*Task item*: Across all the entries, how many lines hold "Read"? Answer with that number and nothing else.

(Dataset content)

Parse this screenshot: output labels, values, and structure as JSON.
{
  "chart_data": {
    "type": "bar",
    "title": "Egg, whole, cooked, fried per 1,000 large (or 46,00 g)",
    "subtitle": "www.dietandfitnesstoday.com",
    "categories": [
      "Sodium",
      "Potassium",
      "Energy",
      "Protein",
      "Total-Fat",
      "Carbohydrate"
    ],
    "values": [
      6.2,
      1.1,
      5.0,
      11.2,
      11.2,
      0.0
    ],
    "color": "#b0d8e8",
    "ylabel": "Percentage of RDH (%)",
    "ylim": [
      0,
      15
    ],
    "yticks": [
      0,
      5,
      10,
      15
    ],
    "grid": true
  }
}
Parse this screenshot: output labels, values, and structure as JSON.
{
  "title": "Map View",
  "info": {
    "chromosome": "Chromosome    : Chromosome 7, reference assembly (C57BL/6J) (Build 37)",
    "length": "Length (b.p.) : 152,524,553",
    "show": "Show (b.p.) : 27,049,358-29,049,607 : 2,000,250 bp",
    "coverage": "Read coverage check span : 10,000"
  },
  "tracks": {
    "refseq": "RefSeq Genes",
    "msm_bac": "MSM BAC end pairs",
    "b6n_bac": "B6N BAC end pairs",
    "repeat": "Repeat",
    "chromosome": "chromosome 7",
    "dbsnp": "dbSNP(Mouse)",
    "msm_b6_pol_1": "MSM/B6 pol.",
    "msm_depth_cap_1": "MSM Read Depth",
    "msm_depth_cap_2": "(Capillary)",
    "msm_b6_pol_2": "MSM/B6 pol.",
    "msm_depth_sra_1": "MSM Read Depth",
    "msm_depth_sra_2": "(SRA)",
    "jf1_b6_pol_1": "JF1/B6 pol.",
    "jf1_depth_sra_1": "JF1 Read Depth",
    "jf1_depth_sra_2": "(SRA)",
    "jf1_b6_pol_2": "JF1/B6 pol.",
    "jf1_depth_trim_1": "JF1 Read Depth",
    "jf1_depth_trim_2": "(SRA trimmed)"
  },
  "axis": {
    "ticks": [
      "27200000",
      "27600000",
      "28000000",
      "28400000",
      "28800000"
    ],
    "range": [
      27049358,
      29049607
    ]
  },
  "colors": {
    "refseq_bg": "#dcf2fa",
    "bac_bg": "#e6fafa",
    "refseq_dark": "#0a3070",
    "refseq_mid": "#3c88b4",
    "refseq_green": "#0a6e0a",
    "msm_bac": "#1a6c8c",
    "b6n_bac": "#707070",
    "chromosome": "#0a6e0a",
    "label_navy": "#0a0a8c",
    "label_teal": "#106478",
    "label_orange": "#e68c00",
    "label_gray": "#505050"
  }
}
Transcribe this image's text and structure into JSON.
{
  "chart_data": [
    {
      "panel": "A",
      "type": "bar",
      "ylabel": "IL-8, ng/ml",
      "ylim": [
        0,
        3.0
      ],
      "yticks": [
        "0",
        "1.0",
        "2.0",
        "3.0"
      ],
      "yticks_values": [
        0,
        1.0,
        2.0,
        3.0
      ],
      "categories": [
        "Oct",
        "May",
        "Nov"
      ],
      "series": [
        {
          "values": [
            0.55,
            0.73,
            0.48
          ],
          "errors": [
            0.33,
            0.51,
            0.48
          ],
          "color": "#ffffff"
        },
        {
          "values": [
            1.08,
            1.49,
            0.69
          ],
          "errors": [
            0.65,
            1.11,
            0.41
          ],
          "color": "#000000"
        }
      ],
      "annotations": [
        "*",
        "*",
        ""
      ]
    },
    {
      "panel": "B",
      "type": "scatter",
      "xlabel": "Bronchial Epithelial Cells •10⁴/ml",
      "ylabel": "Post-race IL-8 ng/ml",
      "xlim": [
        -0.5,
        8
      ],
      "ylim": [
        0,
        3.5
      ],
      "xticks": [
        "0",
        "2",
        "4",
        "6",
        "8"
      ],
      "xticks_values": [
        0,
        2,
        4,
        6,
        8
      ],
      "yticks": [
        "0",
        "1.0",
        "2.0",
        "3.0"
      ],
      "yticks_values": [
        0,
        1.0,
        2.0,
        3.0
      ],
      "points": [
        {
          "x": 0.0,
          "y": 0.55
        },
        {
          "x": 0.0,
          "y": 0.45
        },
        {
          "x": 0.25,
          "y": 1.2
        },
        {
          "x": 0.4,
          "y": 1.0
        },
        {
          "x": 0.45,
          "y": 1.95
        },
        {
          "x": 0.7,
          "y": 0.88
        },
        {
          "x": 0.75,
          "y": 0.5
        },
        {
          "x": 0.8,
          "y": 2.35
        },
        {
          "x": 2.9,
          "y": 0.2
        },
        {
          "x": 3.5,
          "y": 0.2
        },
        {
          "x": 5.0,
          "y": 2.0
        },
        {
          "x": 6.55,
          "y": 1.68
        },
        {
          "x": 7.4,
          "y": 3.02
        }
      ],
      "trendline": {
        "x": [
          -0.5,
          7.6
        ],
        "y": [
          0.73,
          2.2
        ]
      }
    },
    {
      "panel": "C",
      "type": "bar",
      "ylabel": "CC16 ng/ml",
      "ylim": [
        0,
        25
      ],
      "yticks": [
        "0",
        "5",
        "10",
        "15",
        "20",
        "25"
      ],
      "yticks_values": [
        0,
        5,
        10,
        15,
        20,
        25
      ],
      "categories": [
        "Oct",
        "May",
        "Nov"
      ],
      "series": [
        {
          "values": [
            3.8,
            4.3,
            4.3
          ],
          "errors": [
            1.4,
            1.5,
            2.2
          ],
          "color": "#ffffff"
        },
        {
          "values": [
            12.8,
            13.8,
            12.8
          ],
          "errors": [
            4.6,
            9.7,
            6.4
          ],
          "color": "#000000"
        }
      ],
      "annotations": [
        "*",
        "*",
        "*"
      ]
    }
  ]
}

(End Dataset content)

*Task solution*: 5